■ Given request:
Identify each line below containing the string "доходов" and copy it.

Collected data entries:
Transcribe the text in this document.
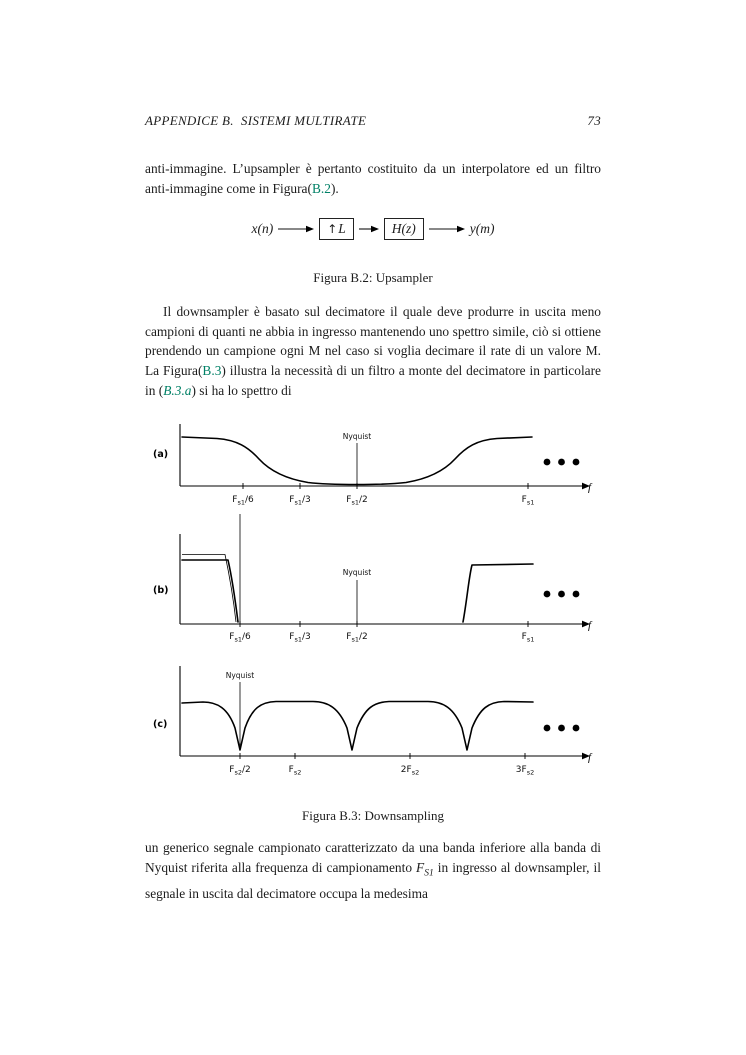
APPENDICE B.  SISTEMI MULTIRATE	73

anti-immagine. L’upsampler è pertanto costituito da un interpolatore ed un filtro anti-immagine come in Figura(B.2).

x(n)	↑ L	H(z)	y(m)
Figura B.2: Upsampler

Il downsampler è basato sul decimatore il quale deve produrre in uscita meno campioni di quanti ne abbia in ingresso mantenendo uno spettro simile, ciò si ottiene prendendo un campione ogni M nel caso si voglia decimare il rate di un valore M. La Figura(B.3) illustra la necessità di un filtro a monte del decimatore in particolare in (B.3.a) si ha lo spettro di

(a)
f
Nyquist
$F_{s1}/6$	$F_{s1}/3$	$F_{s1}/2$	$F_{s1}$
(b)
f
Nyquist
$F_{s1}/6$	$F_{s1}/3$	$F_{s1}/2$	$F_{s1}$
(c)
f
Nyquist
$F_{s2}/2$	$F_{s2}$	$2F_{s2}$	$3F_{s2}$
Figura B.3: Downsampling

un generico segnale campionato caratterizzato da una banda inferiore alla banda di Nyquist riferita alla frequenza di campionamento $F_{S1}$ in ingresso al downsampler, il segnale in uscita dal decimatore occupa la medesima
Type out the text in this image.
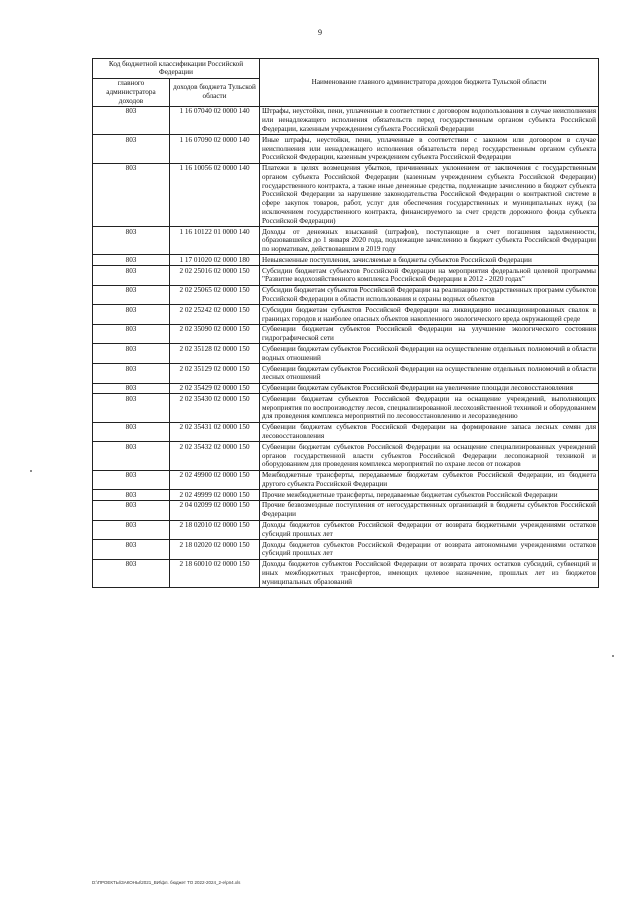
9
Код бюджетной классификации Российской Федерации		Наименование главного администратора доходов бюджета Тульской области
главного администратора доходов	доходов бюджета Тульской области	
803	1 16 07040 02 0000 140	Штрафы, неустойки, пени, уплаченные в соответствии с договором водопользования в случае неисполнения или ненадлежащего исполнения обязательств перед государственным органом субъекта Российской Федерации, казенным учреждением субъекта Российской Федерации
803	1 16 07090 02 0000 140	Иные штрафы, неустойки, пени, уплаченные в соответствии с законом или договором в случае неисполнения или ненадлежащего исполнения обязательств перед государственным органом субъекта Российской Федерации, казенным учреждением субъекта Российской Федерации
803	1 16 10056 02 0000 140	Платежи в целях возмещения убытков, причиненных уклонением от заключения с государственным органом субъекта Российской Федерации (казенным учреждением субъекта Российской Федерации) государственного контракта, а также иные денежные средства, подлежащие зачислению в бюджет субъекта Российской Федерации за нарушение законодательства Российской Федерации о контрактной системе в сфере закупок товаров, работ, услуг для обеспечения государственных и муниципальных нужд (за исключением государственного контракта, финансируемого за счет средств дорожного фонда субъекта Российской Федерации)
803	1 16 10122 01 0000 140	Доходы от денежных взысканий (штрафов), поступающие в счет погашения задолженности, образовавшейся до 1 января 2020 года, подлежащие зачислению в бюджет субъекта Российской Федерации по нормативам, действовавшим в 2019 году
803	1 17 01020 02 0000 180	Невыясненные поступления, зачисляемые в бюджеты субъектов Российской Федерации
803	2 02 25016 02 0000 150	Субсидии бюджетам субъектов Российской Федерации на мероприятия федеральной целевой программы "Развитие водохозяйственного комплекса Российской Федерации в 2012 - 2020 годах"
803	2 02 25065 02 0000 150	Субсидии бюджетам субъектов Российской Федерации на реализацию государственных программ субъектов Российской Федерации в области использования и охраны водных объектов
803	2 02 25242 02 0000 150	Субсидии бюджетам субъектов Российской Федерации на ликвидацию несанкционированных свалок в границах городов и наиболее опасных объектов накопленного экологического вреда окружающей среде
803	2 02 35090 02 0000 150	Субвенции бюджетам субъектов Российской Федерации на улучшение экологического состояния гидрографической сети
803	2 02 35128 02 0000 150	Субвенции бюджетам субъектов Российской Федерации на осуществление отдельных полномочий в области водных отношений
803	2 02 35129 02 0000 150	Субвенции бюджетам субъектов Российской Федерации на осуществление отдельных полномочий в области лесных отношений
803	2 02 35429 02 0000 150	Субвенции бюджетам субъектов Российской Федерации на увеличение площади лесовосстановления
803	2 02 35430 02 0000 150	Субвенции бюджетам субъектов Российской Федерации на оснащение учреждений, выполняющих мероприятия по воспроизводству лесов, специализированной лесохозяйственной техникой и оборудованием для проведения комплекса мероприятий по лесовосстановлению и лесоразведению
803	2 02 35431 02 0000 150	Субвенции бюджетам субъектов Российской Федерации на формирование запаса лесных семян для лесовосстановления
803	2 02 35432 02 0000 150	Субвенции бюджетам субъектов Российской Федерации на оснащение специализированных учреждений органов государственной власти субъектов Российской Федерации лесопожарной техникой и оборудованием для проведения комплекса мероприятий по охране лесов от пожаров
803	2 02 49900 02 0000 150	Межбюджетные трансферты, передаваемые бюджетам субъектов Российской Федерации, из бюджета другого субъекта Российской Федерации
803	2 02 49999 02 0000 150	Прочие межбюджетные трансферты, передаваемые бюджетам субъектов Российской Федерации
803	2 04 02099 02 0000 150	Прочие безвозмездные поступления от негосударственных организаций в бюджеты субъектов Российской Федерации
803	2 18 02010 02 0000 150	Доходы бюджетов субъектов Российской Федерации от возврата бюджетными учреждениями остатков субсидий прошлых лет
803	2 18 02020 02 0000 150	Доходы бюджетов субъектов Российской Федерации от возврата автономными учреждениями остатков субсидий прошлых лет
803	2 18 60010 02 0000 150	Доходы бюджетов субъектов Российской Федерации от возврата прочих остатков субсидий, субвенций и иных межбюджетных трансфертов, имеющих целевое назначение, прошлых лет из бюджетов муниципальных образований
D:\ПРОЕКТЫ\ЗАКОНЫ\2021_ВИ\фл. бюджет ТО 2022-2024_2-е\рп4.xls
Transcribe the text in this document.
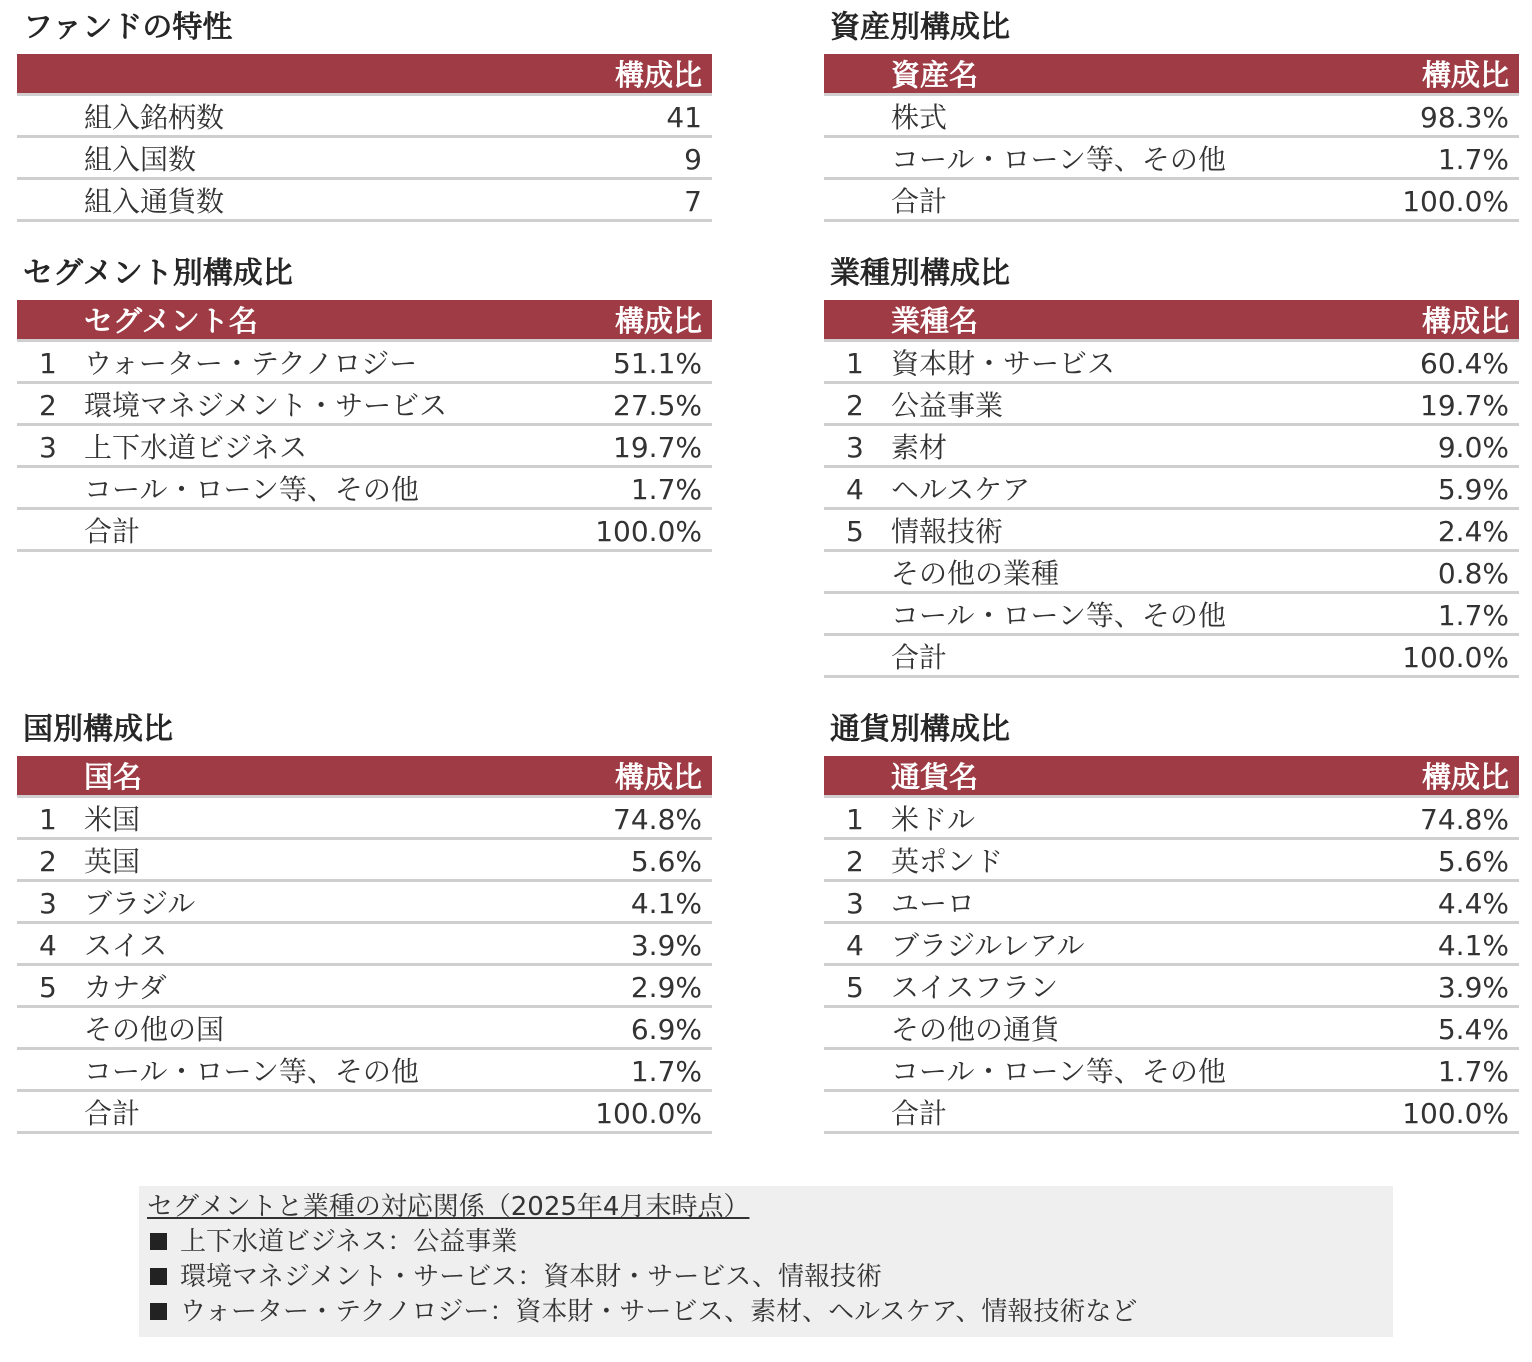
ファンドの特性
構成比
組入銘柄数	41
組入国数	9
組入通貨数	7
資産別構成比
資産名	構成比
株式	98.3%
コール・ローン等、その他	1.7%
合計	100.0%
セグメント別構成比
セグメント名	構成比
1 ウォーター・テクノロジー	51.1%
2 環境マネジメント・サービス	27.5%
3 上下水道ビジネス	19.7%
コール・ローン等、その他	1.7%
合計	100.0%
業種別構成比
業種名	構成比
1 資本財・サービス	60.4%
2 公益事業	19.7%
3 素材	9.0%
4 ヘルスケア	5.9%
5 情報技術	2.4%
その他の業種	0.8%
コール・ローン等、その他	1.7%
合計	100.0%
国別構成比
国名	構成比
1 米国	74.8%
2 英国	5.6%
3 ブラジル	4.1%
4 スイス	3.9%
5 カナダ	2.9%
その他の国	6.9%
コール・ローン等、その他	1.7%
合計	100.0%
通貨別構成比
通貨名	構成比
1 米ドル	74.8%
2 英ポンド	5.6%
3 ユーロ	4.4%
4 ブラジルレアル	4.1%
5 スイスフラン	3.9%
その他の通貨	5.4%
コール・ローン等、その他	1.7%
合計	100.0%
セグメントと業種の対応関係（2025年4月末時点）
上下水道ビジネス：公益事業
環境マネジメント・サービス：資本財・サービス、情報技術
ウォーター・テクノロジー：資本財・サービス、素材、ヘルスケア、情報技術など
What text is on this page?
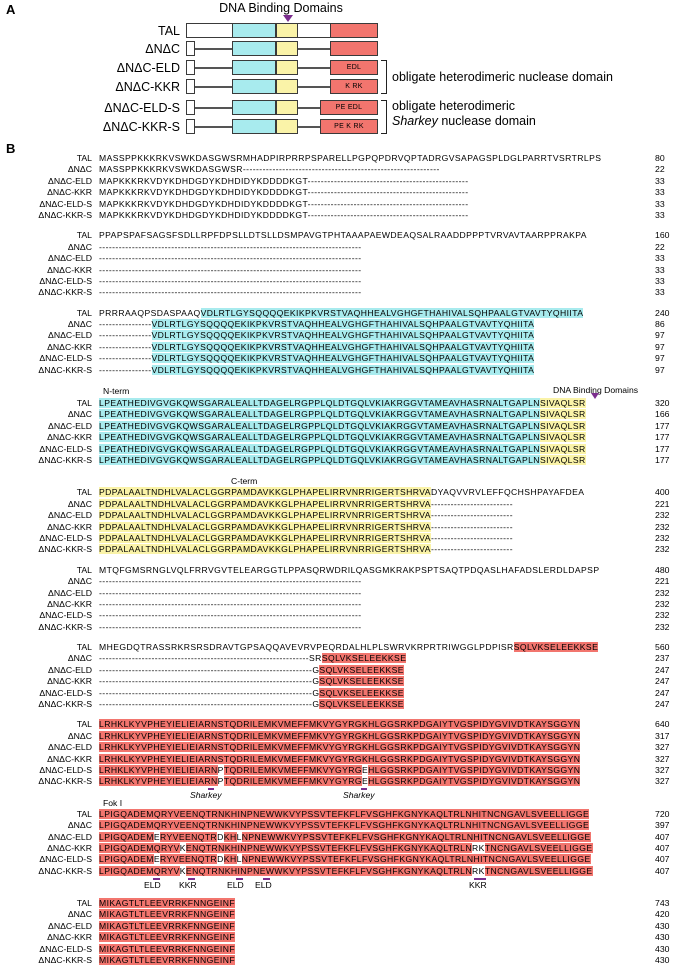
A	DNA Binding Domains
TAL
ΔNΔC
ΔNΔC-ELD	EDL
ΔNΔC-KKR	K RK
ΔNΔC-ELD-S	PE EDL
ΔNΔC-KKR-S	PE K RK
obligate heterodimeric nuclease domain
obligate heterodimeric
Sharkey nuclease domain
B
TAL MASSPPKKKRKVSWKDASGWSRMHADPIRPRRPSPARELLPGPQPDRVQPTADRGVSAPAGSPLDGLPARRTVSRTRLPS	80
ΔNΔC MASSPPKKKRKVSWKDASGWSR------------------------------------------------------------	22
ΔNΔC-ELD MAPKKKRKVDYKDHDGDYKDHDIDYKDDDDKGT-------------------------------------------------	33
ΔNΔC-KKR MAPKKKRKVDYKDHDGDYKDHDIDYKDDDDKGT-------------------------------------------------	33
ΔNΔC-ELD-S MAPKKKRKVDYKDHDGDYKDHDIDYKDDDDKGT-------------------------------------------------	33
ΔNΔC-KKR-S MAPKKKRKVDYKDHDGDYKDHDIDYKDDDDKGT-------------------------------------------------	33
TAL PPAPSPAFSAGSFSDLLRPFDPSLLDTSLLDSMPAVGTPHTAAAPAEWDEAQSALRAADDPPPTVRVAVTAARPPRAKPA	160
ΔNΔC --------------------------------------------------------------------------------	22
ΔNΔC-ELD --------------------------------------------------------------------------------	33
ΔNΔC-KKR --------------------------------------------------------------------------------	33
ΔNΔC-ELD-S --------------------------------------------------------------------------------	33
ΔNΔC-KKR-S --------------------------------------------------------------------------------	33
TAL PRRRAAQPSDASPAAQVDLRTLGYSQQQQEKIKPKVRSTVAQHHEALVGHGFTHAHIVALSQHPAALGTVAVTYQHIITA	240
ΔNΔC ----------------VDLRTLGYSQQQQEKIKPKVRSTVAQHHEALVGHGFTHAHIVALSQHPAALGTVAVTYQHIITA	86
ΔNΔC-ELD ----------------VDLRTLGYSQQQQEKIKPKVRSTVAQHHEALVGHGFTHAHIVALSQHPAALGTVAVTYQHIITA	97
ΔNΔC-KKR ----------------VDLRTLGYSQQQQEKIKPKVRSTVAQHHEALVGHGFTHAHIVALSQHPAALGTVAVTYQHIITA	97
ΔNΔC-ELD-S ----------------VDLRTLGYSQQQQEKIKPKVRSTVAQHHEALVGHGFTHAHIVALSQHPAALGTVAVTYQHIITA	97
ΔNΔC-KKR-S ----------------VDLRTLGYSQQQQEKIKPKVRSTVAQHHEALVGHGFTHAHIVALSQHPAALGTVAVTYQHIITA	97
TAL LPEATHEDIVGVGKQWSGARALEALLTDAGELRGPPLQLDTGQLVKIAKRGGVTAMEAVHASRNALTGAPLNSIVAQLSR	320
ΔNΔC LPEATHEDIVGVGKQWSGARALEALLTDAGELRGPPLQLDTGQLVKIAKRGGVTAMEAVHASRNALTGAPLNSIVAQLSR	166
ΔNΔC-ELD LPEATHEDIVGVGKQWSGARALEALLTDAGELRGPPLQLDTGQLVKIAKRGGVTAMEAVHASRNALTGAPLNSIVAQLSR	177
ΔNΔC-KKR LPEATHEDIVGVGKQWSGARALEALLTDAGELRGPPLQLDTGQLVKIAKRGGVTAMEAVHASRNALTGAPLNSIVAQLSR	177
ΔNΔC-ELD-S LPEATHEDIVGVGKQWSGARALEALLTDAGELRGPPLQLDTGQLVKIAKRGGVTAMEAVHASRNALTGAPLNSIVAQLSR	177
ΔNΔC-KKR-S LPEATHEDIVGVGKQWSGARALEALLTDAGELRGPPLQLDTGQLVKIAKRGGVTAMEAVHASRNALTGAPLNSIVAQLSR	177
N-term	DNA Binding Domains
TAL PDPALAALTNDHLVALACLGGRPAMDAVKKGLPHAPELIRRVNRRIGERTSHRVADYAQVVRVLEFFQCHSHPAYAFDEA	400
ΔNΔC PDPALAALTNDHLVALACLGGRPAMDAVKKGLPHAPELIRRVNRRIGERTSHRVA-------------------------	221
ΔNΔC-ELD PDPALAALTNDHLVALACLGGRPAMDAVKKGLPHAPELIRRVNRRIGERTSHRVA-------------------------	232
ΔNΔC-KKR PDPALAALTNDHLVALACLGGRPAMDAVKKGLPHAPELIRRVNRRIGERTSHRVA-------------------------	232
ΔNΔC-ELD-S PDPALAALTNDHLVALACLGGRPAMDAVKKGLPHAPELIRRVNRRIGERTSHRVA-------------------------	232
ΔNΔC-KKR-S PDPALAALTNDHLVALACLGGRPAMDAVKKGLPHAPELIRRVNRRIGERTSHRVA-------------------------	232
C-term
TAL MTQFGMSRNGLVQLFRRVGVTELEARGGTLPPASQRWDRILQASGMKRAKPSPTSAQTPDQASLHAFADSLERDLDAPSP	480
ΔNΔC --------------------------------------------------------------------------------	221
ΔNΔC-ELD --------------------------------------------------------------------------------	232
ΔNΔC-KKR --------------------------------------------------------------------------------	232
ΔNΔC-ELD-S --------------------------------------------------------------------------------	232
ΔNΔC-KKR-S --------------------------------------------------------------------------------	232
TAL MHEGDQTRASSRKRSRSDRAVTGPSAQQAVEVRVPEQRDALHLPLSWRVKRPRTRIWGGLPDPISRSQLVKSELEEKKSE	560
ΔNΔC ----------------------------------------------------------------SRSQLVKSELEEKKSE	237
ΔNΔC-ELD -----------------------------------------------------------------GSQLVKSELEEKKSE	247
ΔNΔC-KKR -----------------------------------------------------------------GSQLVKSELEEKKSE	247
ΔNΔC-ELD-S -----------------------------------------------------------------GSQLVKSELEEKKSE	247
ΔNΔC-KKR-S -----------------------------------------------------------------GSQLVKSELEEKKSE	247
TAL LRHKLKYVPHEYIELIEIARNSTQDRILEMKVMEFFMKVYGYRGKHLGGSRKPDGAIYTVGSPIDYGVIVDTKAYSGGYN	640
ΔNΔC LRHKLKYVPHEYIELIEIARNSTQDRILEMKVMEFFMKVYGYRGKHLGGSRKPDGAIYTVGSPIDYGVIVDTKAYSGGYN	317
ΔNΔC-ELD LRHKLKYVPHEYIELIEIARNSTQDRILEMKVMEFFMKVYGYRGKHLGGSRKPDGAIYTVGSPIDYGVIVDTKAYSGGYN	327
ΔNΔC-KKR LRHKLKYVPHEYIELIEIARNSTQDRILEMKVMEFFMKVYGYRGKHLGGSRKPDGAIYTVGSPIDYGVIVDTKAYSGGYN	327
ΔNΔC-ELD-S LRHKLKYVPHEYIELIEIARNPTQDRILEMKVMEFFMKVYGYRGEHLGGSRKPDGAIYTVGSPIDYGVIVDTKAYSGGYN	327
ΔNΔC-KKR-S LRHKLKYVPHEYIELIEIARNPTQDRILEMKVMEFFMKVYGYRGEHLGGSRKPDGAIYTVGSPIDYGVIVDTKAYSGGYN	327
Sharkey	Sharkey
TAL LPIGQADEMQRYVEENQTRNKHINPNEWWKVYPSSVTEFKFLFVSGHFKGNYKAQLTRLNHITNCNGAVLSVEELLIGGE	720
ΔNΔC LPIGQADEMQRYVEENQTRNKHINPNEWWKVYPSSVTEFKFLFVSGHFKGNYKAQLTRLNHITNCNGAVLSVEELLIGGE	397
ΔNΔC-ELD LPIGQADEMERYVEENQTRDKHLNPNEWWKVYPSSVTEFKFLFVSGHFKGNYKAQLTRLNHITNCNGAVLSVEELLIGGE	407
ΔNΔC-KKR LPIGQADEMQRYVKENQTRNKHINPNEWWKVYPSSVTEFKFLFVSGHFKGNYKAQLTRLNRKTNCNGAVLSVEELLIGGE	407
ΔNΔC-ELD-S LPIGQADEMERYVEENQTRDKHLNPNEWWKVYPSSVTEFKFLFVSGHFKGNYKAQLTRLNHITNCNGAVLSVEELLIGGE	407
ΔNΔC-KKR-S LPIGQADEMQRYVKENQTRNKHINPNEWWKVYPSSVTEFKFLFVSGHFKGNYKAQLTRLNRKTNCNGAVLSVEELLIGGE	407
Fok I
ELD KKR	ELD ELD	KKR
TAL MIKAGTLTLEEVRRKFNNGEINF	743
ΔNΔC MIKAGTLTLEEVRRKFNNGEINF	420
ΔNΔC-ELD MIKAGTLTLEEVRRKFNNGEINF	430
ΔNΔC-KKR MIKAGTLTLEEVRRKFNNGEINF	430
ΔNΔC-ELD-S MIKAGTLTLEEVRRKFNNGEINF	430
ΔNΔC-KKR-S MIKAGTLTLEEVRRKFNNGEINF	430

■ Task solution:
Код бюджетной классификации Российской Федерации		Наименование главного администратора доходов бюджета Тульской области
главного администратора доходов	доходов бюджета Тульской области	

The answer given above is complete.